• [What the task requires]: Output the material beneath this task exactly, images excluded.

══ Supplied data ══

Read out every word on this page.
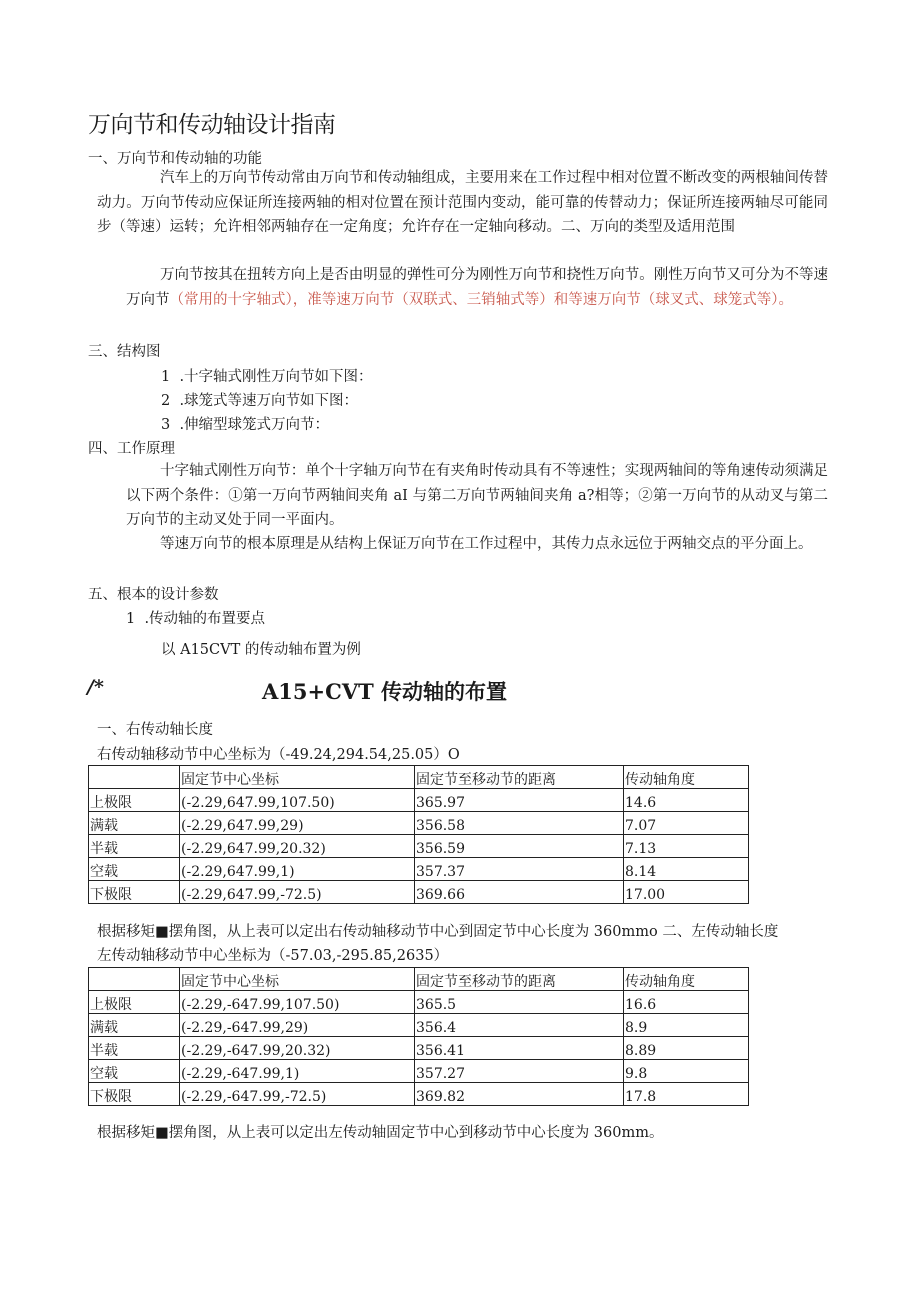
万向节和传动轴设计指南
一、万向节和传动轴的功能
汽车上的万向节传动常由万向节和传动轴组成，主要用来在工作过程中相对位置不断改变的两根轴间传替动力。万向节传动应保证所连接两轴的相对位置在预计范围内变动，能可靠的传替动力；保证所连接两轴尽可能同步（等速）运转；允许相邻两轴存在一定角度；允许存在一定轴向移动。二、万向的类型及适用范围
万向节按其在扭转方向上是否由明显的弹性可分为刚性万向节和挠性万向节。刚性万向节又可分为不等速万向节（常用的十字轴式），准等速万向节（双联式、三销轴式等）和等速万向节（球叉式、球笼式等）。
三、结构图
1  .十字轴式刚性万向节如下图：
2  .球笼式等速万向节如下图：
3  .伸缩型球笼式万向节：
四、工作原理
十字轴式刚性万向节：单个十字轴万向节在有夹角时传动具有不等速性；实现两轴间的等角速传动须满足以下两个条件：①第一万向节两轴间夹角 aI 与第二万向节两轴间夹角 a?相等；②第一万向节的从动叉与第二万向节的主动叉处于同一平面内。
等速万向节的根本原理是从结构上保证万向节在工作过程中，其传力点永远位于两轴交点的平分面上。
五、根本的设计参数
1  .传动轴的布置要点
以 A15CVT 的传动轴布置为例
/*	A15+CVT 传动轴的布置
一、右传动轴长度
右传动轴移动节中心坐标为（-49.24,294.54,25.05）O
	固定节中心坐标	固定节至移动节的距离	传动轴角度
上极限	(-2.29,647.99,107.50)	365.97	14.6
满载	(-2.29,647.99,29)	356.58	7.07
半载	(-2.29,647.99,20.32)	356.59	7.13
空载	(-2.29,647.99,1)	357.37	8.14
下极限	(-2.29,647.99,-72.5)	369.66	17.00
根据移矩■摆角图，从上表可以定出右传动轴移动节中心到固定节中心长度为 360mmo 二、左传动轴长度
左传动轴移动节中心坐标为（-57.03,-295.85,2635）
	固定节中心坐标	固定节至移动节的距离	传动轴角度
上极限	(-2.29,-647.99,107.50)	365.5	16.6
满载	(-2.29,-647.99,29)	356.4	8.9
半载	(-2.29,-647.99,20.32)	356.41	8.89
空载	(-2.29,-647.99,1)	357.27	9.8
下极限	(-2.29,-647.99,-72.5)	369.82	17.8
根据移矩■摆角图，从上表可以定出左传动轴固定节中心到移动节中心长度为 360mm。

═══

• [Written answer]:
Read out every word on this page.
万向节和传动轴设计指南
一、万向节和传动轴的功能
汽车上的万向节传动常由万向节和传动轴组成，主要用来在工作过程中相对位置不断改变的两根轴间传替动力。万向节传动应保证所连接两轴的相对位置在预计范围内变动，能可靠的传替动力；保证所连接两轴尽可能同步（等速）运转；允许相邻两轴存在一定角度；允许存在一定轴向移动。二、万向的类型及适用范围
万向节按其在扭转方向上是否由明显的弹性可分为刚性万向节和挠性万向节。刚性万向节又可分为不等速万向节（常用的十字轴式），准等速万向节（双联式、三销轴式等）和等速万向节（球叉式、球笼式等）。
三、结构图
1  .十字轴式刚性万向节如下图：
2  .球笼式等速万向节如下图：
3  .伸缩型球笼式万向节：
四、工作原理
十字轴式刚性万向节：单个十字轴万向节在有夹角时传动具有不等速性；实现两轴间的等角速传动须满足以下两个条件：①第一万向节两轴间夹角 aI 与第二万向节两轴间夹角 a?相等；②第一万向节的从动叉与第二万向节的主动叉处于同一平面内。
等速万向节的根本原理是从结构上保证万向节在工作过程中，其传力点永远位于两轴交点的平分面上。
五、根本的设计参数
1  .传动轴的布置要点
以 A15CVT 的传动轴布置为例
/*	A15+CVT 传动轴的布置
一、右传动轴长度
右传动轴移动节中心坐标为（-49.24,294.54,25.05）O
	固定节中心坐标	固定节至移动节的距离	传动轴角度
上极限	(-2.29,647.99,107.50)	365.97	14.6
满载	(-2.29,647.99,29)	356.58	7.07
半载	(-2.29,647.99,20.32)	356.59	7.13
空载	(-2.29,647.99,1)	357.37	8.14
下极限	(-2.29,647.99,-72.5)	369.66	17.00
根据移矩■摆角图，从上表可以定出右传动轴移动节中心到固定节中心长度为 360mmo 二、左传动轴长度
左传动轴移动节中心坐标为（-57.03,-295.85,2635）
	固定节中心坐标	固定节至移动节的距离	传动轴角度
上极限	(-2.29,-647.99,107.50)	365.5	16.6
满载	(-2.29,-647.99,29)	356.4	8.9
半载	(-2.29,-647.99,20.32)	356.41	8.89
空载	(-2.29,-647.99,1)	357.27	9.8
下极限	(-2.29,-647.99,-72.5)	369.82	17.8
根据移矩■摆角图，从上表可以定出左传动轴固定节中心到移动节中心长度为 360mm。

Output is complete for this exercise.